TASK INSTRUCTIONS: Below is a listing; reproduce each line of it exactly.

WORKING DATA:
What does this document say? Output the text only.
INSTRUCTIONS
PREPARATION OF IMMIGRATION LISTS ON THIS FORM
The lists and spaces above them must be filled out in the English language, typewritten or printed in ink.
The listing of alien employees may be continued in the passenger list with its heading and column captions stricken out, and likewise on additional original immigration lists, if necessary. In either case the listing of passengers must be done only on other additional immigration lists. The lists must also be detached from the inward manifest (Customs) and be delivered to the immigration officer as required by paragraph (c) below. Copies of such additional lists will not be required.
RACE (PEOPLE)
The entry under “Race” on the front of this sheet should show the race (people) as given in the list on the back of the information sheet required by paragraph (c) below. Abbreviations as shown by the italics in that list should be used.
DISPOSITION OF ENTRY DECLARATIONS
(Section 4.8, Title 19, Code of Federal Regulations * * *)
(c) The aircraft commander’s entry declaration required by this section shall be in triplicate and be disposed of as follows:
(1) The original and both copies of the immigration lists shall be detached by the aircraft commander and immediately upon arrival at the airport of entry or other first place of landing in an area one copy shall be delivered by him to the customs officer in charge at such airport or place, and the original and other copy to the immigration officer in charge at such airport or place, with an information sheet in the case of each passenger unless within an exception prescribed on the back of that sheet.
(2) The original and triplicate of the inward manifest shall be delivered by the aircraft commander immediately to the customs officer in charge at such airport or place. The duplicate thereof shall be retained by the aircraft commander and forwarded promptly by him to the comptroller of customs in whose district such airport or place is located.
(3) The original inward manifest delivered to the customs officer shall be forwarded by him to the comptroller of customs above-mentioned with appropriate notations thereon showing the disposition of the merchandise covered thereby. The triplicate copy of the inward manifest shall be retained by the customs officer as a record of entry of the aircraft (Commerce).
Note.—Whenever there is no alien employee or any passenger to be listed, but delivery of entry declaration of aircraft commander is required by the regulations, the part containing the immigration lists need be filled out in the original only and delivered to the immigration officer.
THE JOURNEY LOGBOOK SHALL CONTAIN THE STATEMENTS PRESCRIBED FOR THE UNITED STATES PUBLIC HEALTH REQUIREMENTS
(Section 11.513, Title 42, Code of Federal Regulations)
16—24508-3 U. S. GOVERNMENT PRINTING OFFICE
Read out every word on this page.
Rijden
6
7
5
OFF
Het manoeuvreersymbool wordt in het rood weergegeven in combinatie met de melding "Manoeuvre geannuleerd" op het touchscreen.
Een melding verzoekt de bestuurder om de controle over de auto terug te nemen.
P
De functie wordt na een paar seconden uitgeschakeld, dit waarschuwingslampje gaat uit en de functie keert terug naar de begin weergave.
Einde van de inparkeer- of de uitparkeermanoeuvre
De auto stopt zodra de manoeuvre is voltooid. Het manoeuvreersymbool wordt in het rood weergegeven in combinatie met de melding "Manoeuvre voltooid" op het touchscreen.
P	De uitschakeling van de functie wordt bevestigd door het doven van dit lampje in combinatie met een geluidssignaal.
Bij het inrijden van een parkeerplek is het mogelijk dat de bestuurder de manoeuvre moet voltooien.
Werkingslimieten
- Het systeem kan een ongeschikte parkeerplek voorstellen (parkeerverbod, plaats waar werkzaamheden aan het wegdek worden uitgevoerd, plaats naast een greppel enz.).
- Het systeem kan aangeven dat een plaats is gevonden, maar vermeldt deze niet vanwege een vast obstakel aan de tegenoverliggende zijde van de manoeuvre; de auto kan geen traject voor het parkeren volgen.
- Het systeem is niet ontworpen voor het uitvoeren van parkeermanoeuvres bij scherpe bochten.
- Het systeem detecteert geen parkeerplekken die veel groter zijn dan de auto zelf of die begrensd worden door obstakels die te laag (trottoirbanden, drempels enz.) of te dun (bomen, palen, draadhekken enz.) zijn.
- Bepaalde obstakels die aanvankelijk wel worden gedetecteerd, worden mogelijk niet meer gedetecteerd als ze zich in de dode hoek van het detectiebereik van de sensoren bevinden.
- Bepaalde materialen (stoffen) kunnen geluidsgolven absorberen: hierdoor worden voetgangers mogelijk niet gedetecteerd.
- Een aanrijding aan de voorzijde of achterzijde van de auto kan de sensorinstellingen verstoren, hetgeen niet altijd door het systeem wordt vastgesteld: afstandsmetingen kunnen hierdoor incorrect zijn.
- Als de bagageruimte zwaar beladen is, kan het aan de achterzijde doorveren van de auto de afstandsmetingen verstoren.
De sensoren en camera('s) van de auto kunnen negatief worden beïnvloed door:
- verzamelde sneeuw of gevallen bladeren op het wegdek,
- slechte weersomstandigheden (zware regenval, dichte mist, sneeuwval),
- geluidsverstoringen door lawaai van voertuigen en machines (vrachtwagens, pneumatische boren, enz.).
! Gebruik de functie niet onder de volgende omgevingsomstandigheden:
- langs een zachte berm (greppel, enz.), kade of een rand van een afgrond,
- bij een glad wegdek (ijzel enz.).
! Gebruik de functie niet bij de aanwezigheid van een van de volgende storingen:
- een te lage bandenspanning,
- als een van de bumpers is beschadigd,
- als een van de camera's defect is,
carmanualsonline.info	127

FINISHED TASK:
What does this document say? Output the text only.
INSTRUCTIONS
PREPARATION OF IMMIGRATION LISTS ON THIS FORM
The lists and spaces above them must be filled out in the English language, typewritten or printed in ink.
The listing of alien employees may be continued in the passenger list with its heading and column captions stricken out, and likewise on additional original immigration lists, if necessary. In either case the listing of passengers must be done only on other additional immigration lists. The lists must also be detached from the inward manifest (Customs) and be delivered to the immigration officer as required by paragraph (c) below. Copies of such additional lists will not be required.
RACE (PEOPLE)
The entry under “Race” on the front of this sheet should show the race (people) as given in the list on the back of the information sheet required by paragraph (c) below. Abbreviations as shown by the italics in that list should be used.
DISPOSITION OF ENTRY DECLARATIONS
(Section 4.8, Title 19, Code of Federal Regulations * * *)
(c) The aircraft commander’s entry declaration required by this section shall be in triplicate and be disposed of as follows:
(1) The original and both copies of the immigration lists shall be detached by the aircraft commander and immediately upon arrival at the airport of entry or other first place of landing in an area one copy shall be delivered by him to the customs officer in charge at such airport or place, and the original and other copy to the immigration officer in charge at such airport or place, with an information sheet in the case of each passenger unless within an exception prescribed on the back of that sheet.
(2) The original and triplicate of the inward manifest shall be delivered by the aircraft commander immediately to the customs officer in charge at such airport or place. The duplicate thereof shall be retained by the aircraft commander and forwarded promptly by him to the comptroller of customs in whose district such airport or place is located.
(3) The original inward manifest delivered to the customs officer shall be forwarded by him to the comptroller of customs above-mentioned with appropriate notations thereon showing the disposition of the merchandise covered thereby. The triplicate copy of the inward manifest shall be retained by the customs officer as a record of entry of the aircraft (Commerce).
Note.—Whenever there is no alien employee or any passenger to be listed, but delivery of entry declaration of aircraft commander is required by the regulations, the part containing the immigration lists need be filled out in the original only and delivered to the immigration officer.
THE JOURNEY LOGBOOK SHALL CONTAIN THE STATEMENTS PRESCRIBED FOR THE UNITED STATES PUBLIC HEALTH REQUIREMENTS
(Section 11.513, Title 42, Code of Federal Regulations)
16—24508-3 U. S. GOVERNMENT PRINTING OFFICE
Read out every word on this page.
Rijden
6
7
5
OFF
Het manoeuvreersymbool wordt in het rood weergegeven in combinatie met de melding "Manoeuvre geannuleerd" op het touchscreen.
Een melding verzoekt de bestuurder om de controle over de auto terug te nemen.
P
De functie wordt na een paar seconden uitgeschakeld, dit waarschuwingslampje gaat uit en de functie keert terug naar de begin weergave.
Einde van de inparkeer- of de uitparkeermanoeuvre
De auto stopt zodra de manoeuvre is voltooid. Het manoeuvreersymbool wordt in het rood weergegeven in combinatie met de melding "Manoeuvre voltooid" op het touchscreen.
P	De uitschakeling van de functie wordt bevestigd door het doven van dit lampje in combinatie met een geluidssignaal.
Bij het inrijden van een parkeerplek is het mogelijk dat de bestuurder de manoeuvre moet voltooien.
Werkingslimieten
- Het systeem kan een ongeschikte parkeerplek voorstellen (parkeerverbod, plaats waar werkzaamheden aan het wegdek worden uitgevoerd, plaats naast een greppel enz.).
- Het systeem kan aangeven dat een plaats is gevonden, maar vermeldt deze niet vanwege een vast obstakel aan de tegenoverliggende zijde van de manoeuvre; de auto kan geen traject voor het parkeren volgen.
- Het systeem is niet ontworpen voor het uitvoeren van parkeermanoeuvres bij scherpe bochten.
- Het systeem detecteert geen parkeerplekken die veel groter zijn dan de auto zelf of die begrensd worden door obstakels die te laag (trottoirbanden, drempels enz.) of te dun (bomen, palen, draadhekken enz.) zijn.
- Bepaalde obstakels die aanvankelijk wel worden gedetecteerd, worden mogelijk niet meer gedetecteerd als ze zich in de dode hoek van het detectiebereik van de sensoren bevinden.
- Bepaalde materialen (stoffen) kunnen geluidsgolven absorberen: hierdoor worden voetgangers mogelijk niet gedetecteerd.
- Een aanrijding aan de voorzijde of achterzijde van de auto kan de sensorinstellingen verstoren, hetgeen niet altijd door het systeem wordt vastgesteld: afstandsmetingen kunnen hierdoor incorrect zijn.
- Als de bagageruimte zwaar beladen is, kan het aan de achterzijde doorveren van de auto de afstandsmetingen verstoren.
De sensoren en camera('s) van de auto kunnen negatief worden beïnvloed door:
- verzamelde sneeuw of gevallen bladeren op het wegdek,
- slechte weersomstandigheden (zware regenval, dichte mist, sneeuwval),
- geluidsverstoringen door lawaai van voertuigen en machines (vrachtwagens, pneumatische boren, enz.).
! Gebruik de functie niet onder de volgende omgevingsomstandigheden:
- langs een zachte berm (greppel, enz.), kade of een rand van een afgrond,
- bij een glad wegdek (ijzel enz.).
! Gebruik de functie niet bij de aanwezigheid van een van de volgende storingen:
- een te lage bandenspanning,
- als een van de bumpers is beschadigd,
- als een van de camera's defect is,
carmanualsonline.info	127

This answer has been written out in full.